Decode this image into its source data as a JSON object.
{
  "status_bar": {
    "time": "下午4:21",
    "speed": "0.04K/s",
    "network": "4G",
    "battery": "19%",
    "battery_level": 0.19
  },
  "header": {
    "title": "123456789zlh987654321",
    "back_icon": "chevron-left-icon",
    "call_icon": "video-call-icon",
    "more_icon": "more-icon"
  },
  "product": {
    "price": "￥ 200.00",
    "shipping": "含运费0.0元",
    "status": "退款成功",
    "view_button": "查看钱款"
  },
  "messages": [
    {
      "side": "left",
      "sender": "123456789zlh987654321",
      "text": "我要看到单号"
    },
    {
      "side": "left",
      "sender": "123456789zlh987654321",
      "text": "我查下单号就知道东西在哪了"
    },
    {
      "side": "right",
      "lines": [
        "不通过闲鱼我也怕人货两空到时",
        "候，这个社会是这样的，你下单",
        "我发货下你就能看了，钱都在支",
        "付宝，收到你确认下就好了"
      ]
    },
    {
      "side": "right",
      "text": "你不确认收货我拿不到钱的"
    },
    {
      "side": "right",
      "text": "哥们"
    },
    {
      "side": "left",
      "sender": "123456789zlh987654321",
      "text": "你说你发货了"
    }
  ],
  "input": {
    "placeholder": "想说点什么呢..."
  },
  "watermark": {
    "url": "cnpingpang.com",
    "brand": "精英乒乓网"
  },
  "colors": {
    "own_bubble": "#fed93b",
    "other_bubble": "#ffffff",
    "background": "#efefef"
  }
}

.....

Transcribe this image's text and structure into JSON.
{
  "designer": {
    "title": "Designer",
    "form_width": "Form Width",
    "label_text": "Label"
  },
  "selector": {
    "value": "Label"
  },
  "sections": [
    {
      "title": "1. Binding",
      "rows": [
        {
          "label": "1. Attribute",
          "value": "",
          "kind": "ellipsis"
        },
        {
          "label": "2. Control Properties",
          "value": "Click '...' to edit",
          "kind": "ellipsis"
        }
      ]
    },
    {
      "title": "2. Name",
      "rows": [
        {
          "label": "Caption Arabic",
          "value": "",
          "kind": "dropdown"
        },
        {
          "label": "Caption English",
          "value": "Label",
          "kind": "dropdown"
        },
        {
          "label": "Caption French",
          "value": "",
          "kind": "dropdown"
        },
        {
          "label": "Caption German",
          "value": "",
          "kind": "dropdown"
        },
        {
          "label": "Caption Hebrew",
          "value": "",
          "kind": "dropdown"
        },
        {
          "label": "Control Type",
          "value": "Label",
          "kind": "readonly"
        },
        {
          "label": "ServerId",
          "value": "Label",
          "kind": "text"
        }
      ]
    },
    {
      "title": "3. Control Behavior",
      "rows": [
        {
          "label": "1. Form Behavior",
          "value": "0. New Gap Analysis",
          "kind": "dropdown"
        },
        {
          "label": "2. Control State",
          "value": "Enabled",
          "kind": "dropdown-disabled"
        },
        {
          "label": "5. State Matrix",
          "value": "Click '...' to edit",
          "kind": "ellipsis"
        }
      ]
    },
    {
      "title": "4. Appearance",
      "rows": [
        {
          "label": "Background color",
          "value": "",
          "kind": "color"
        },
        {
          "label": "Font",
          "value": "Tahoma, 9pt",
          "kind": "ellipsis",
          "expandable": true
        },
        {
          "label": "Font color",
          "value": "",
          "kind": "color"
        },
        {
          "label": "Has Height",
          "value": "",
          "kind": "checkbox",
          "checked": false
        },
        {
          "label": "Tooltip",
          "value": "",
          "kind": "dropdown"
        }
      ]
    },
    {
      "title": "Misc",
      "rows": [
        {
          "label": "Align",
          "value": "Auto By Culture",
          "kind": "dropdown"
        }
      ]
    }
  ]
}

.....

- _WHAT THE TASK REQUIRES_: Some lines of the data may hold the word "image". Say how many do, with nothing else.

- _WRITTEN SOLUTION_: 2